-- Begin Material to process --
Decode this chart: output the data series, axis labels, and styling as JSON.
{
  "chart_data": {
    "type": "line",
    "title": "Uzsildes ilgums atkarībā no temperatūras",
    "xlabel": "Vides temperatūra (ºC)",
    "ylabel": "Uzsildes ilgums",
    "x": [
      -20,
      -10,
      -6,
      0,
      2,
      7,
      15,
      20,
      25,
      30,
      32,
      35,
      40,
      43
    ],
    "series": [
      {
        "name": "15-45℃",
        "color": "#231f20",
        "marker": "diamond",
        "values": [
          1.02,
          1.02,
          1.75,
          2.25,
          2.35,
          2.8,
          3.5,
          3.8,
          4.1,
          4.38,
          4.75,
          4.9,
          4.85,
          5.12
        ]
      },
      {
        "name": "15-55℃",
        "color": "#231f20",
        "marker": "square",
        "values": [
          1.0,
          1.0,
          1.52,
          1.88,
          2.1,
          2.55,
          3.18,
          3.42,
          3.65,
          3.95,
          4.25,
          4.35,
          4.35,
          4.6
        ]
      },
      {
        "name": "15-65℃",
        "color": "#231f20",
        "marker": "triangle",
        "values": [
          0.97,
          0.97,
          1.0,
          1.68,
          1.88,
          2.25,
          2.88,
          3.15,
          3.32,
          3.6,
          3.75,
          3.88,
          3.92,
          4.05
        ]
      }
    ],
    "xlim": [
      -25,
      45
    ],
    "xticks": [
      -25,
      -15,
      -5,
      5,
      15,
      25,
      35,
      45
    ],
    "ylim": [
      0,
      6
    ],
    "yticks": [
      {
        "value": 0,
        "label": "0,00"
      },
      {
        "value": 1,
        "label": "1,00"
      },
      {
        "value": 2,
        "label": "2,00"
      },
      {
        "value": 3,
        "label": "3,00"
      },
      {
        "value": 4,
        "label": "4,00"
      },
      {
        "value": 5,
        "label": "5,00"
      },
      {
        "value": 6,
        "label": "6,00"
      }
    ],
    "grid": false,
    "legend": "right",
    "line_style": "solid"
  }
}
-- End Material to process --
Review the preceding data and report every line that includes the string "marker".

        "marker": "diamond",
        "marker": "square",
        "marker": "triangle",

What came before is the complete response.